→ Goal of the exercise
Reproduce the data verbatim, starting at the line containing "pin-label: CLK: [4, 407, 68, 442]" and ending at the line containing "bus-width-label: 12: [489, 177, 521, 209]", with both of those lines included.
──────── Excerpted data
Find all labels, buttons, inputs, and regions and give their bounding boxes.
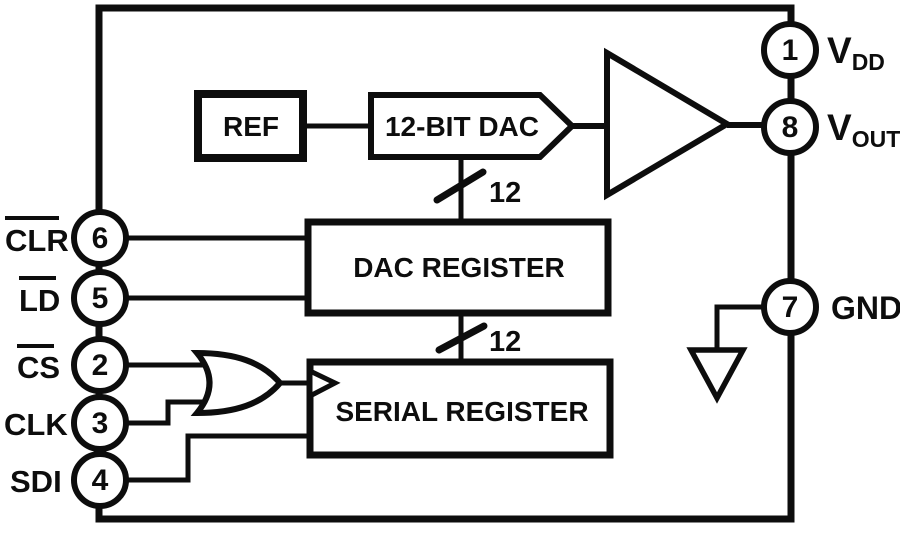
pin-label: CLK: [4, 407, 68, 442]
pin-clr: 6 CLR: [5, 209, 129, 267]
ref-block-label: REF: [223, 111, 279, 142]
pin-label: CS: [17, 350, 60, 385]
pin-circle: [71, 451, 129, 509]
pin-ld: 5 LD: [19, 269, 129, 327]
dac-register-label: DAC REGISTER: [353, 252, 565, 283]
dac-block: [368, 92, 577, 160]
pin-number: 2: [92, 349, 109, 382]
pin-number: 5: [92, 282, 109, 315]
wire-sdi-to-serialregister: [126, 433, 314, 483]
serial-register-label: SERIAL REGISTER: [335, 396, 588, 427]
pin-label-subscript: DD: [852, 49, 885, 75]
pin-circle: [71, 269, 129, 327]
pin-sdi: 4 SDI: [10, 451, 129, 509]
pin-circle: [71, 209, 129, 267]
bus-width-label: 12: [489, 177, 521, 209]
left-pins: 6 CLR 5 LD 2 CS 3 CLK 4 SDI: [4, 209, 129, 509]
pin-clk: 3 CLK: [4, 394, 129, 452]
pin-vout: 8 VOUT: [761, 98, 900, 156]
pin-label: GND: [831, 290, 900, 326]
bus-slash-icon: [435, 322, 488, 354]
blocks-layer: REF 12-BIT DAC DAC REGISTER SERIAL REGIS…: [190, 47, 748, 459]
ref-block: [194, 90, 307, 162]
pin-label-main: V: [827, 107, 852, 148]
pin-label: VDD: [827, 30, 885, 75]
clock-input-triangle-icon: [307, 367, 341, 401]
pin-label: VOUT: [827, 107, 900, 152]
pin-number: 3: [92, 407, 109, 440]
pin-number: 4: [92, 464, 109, 497]
dac-register-block: [304, 218, 612, 317]
or-gate-symbol: [190, 349, 284, 417]
ground-symbol-icon: [686, 347, 748, 404]
right-pins: 1 VDD 8 VOUT 7 GND: [761, 21, 900, 336]
bus-width-label: 12: [489, 326, 521, 358]
op-amp-symbol: [604, 47, 733, 201]
bus-slash-icon: [433, 168, 487, 204]
pin-vdd: 1 VDD: [761, 21, 885, 79]
dac-block-label: 12-BIT DAC: [385, 111, 539, 142]
pin-label-subscript: OUT: [852, 126, 900, 152]
pin-circle: [761, 98, 819, 156]
pin-label: CLR: [5, 223, 69, 258]
pin-number: 6: [92, 222, 109, 255]
pin-gnd: 7 GND: [761, 278, 900, 336]
pin-circle: [761, 21, 819, 79]
pin-number: 7: [782, 291, 799, 324]
serial-register-block: [306, 358, 614, 459]
pin-number: 8: [782, 111, 799, 144]
pin-label-main: V: [827, 30, 852, 71]
wires-layer: [126, 122, 766, 483]
pin-circle: [71, 336, 129, 394]
pin-circle: [761, 278, 819, 336]
pin-circle: [71, 394, 129, 452]
pin-label: LD: [19, 283, 60, 318]
pin-number: 1: [782, 34, 799, 67]
wire-gndpin-to-ground: [714, 304, 766, 350]
pin-label: SDI: [10, 464, 62, 499]
pin-cs: 2 CS: [17, 336, 129, 394]
bus-annotations: 12 12: [433, 168, 521, 358]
────────────────
→ Expected output
pin-label: CLK: [4, 407, 68, 442]
pin-clr: 6 CLR: [5, 209, 129, 267]
ref-block-label: REF: [223, 111, 279, 142]
pin-label: CS: [17, 350, 60, 385]
pin-circle: [71, 451, 129, 509]
pin-ld: 5 LD: [19, 269, 129, 327]
dac-register-label: DAC REGISTER: [353, 252, 565, 283]
dac-block: [368, 92, 577, 160]
pin-number: 2: [92, 349, 109, 382]
pin-number: 5: [92, 282, 109, 315]
wire-sdi-to-serialregister: [126, 433, 314, 483]
serial-register-label: SERIAL REGISTER: [335, 396, 588, 427]
pin-label-subscript: DD: [852, 49, 885, 75]
pin-circle: [71, 269, 129, 327]
pin-sdi: 4 SDI: [10, 451, 129, 509]
pin-circle: [71, 209, 129, 267]
bus-width-label: 12: [489, 177, 521, 209]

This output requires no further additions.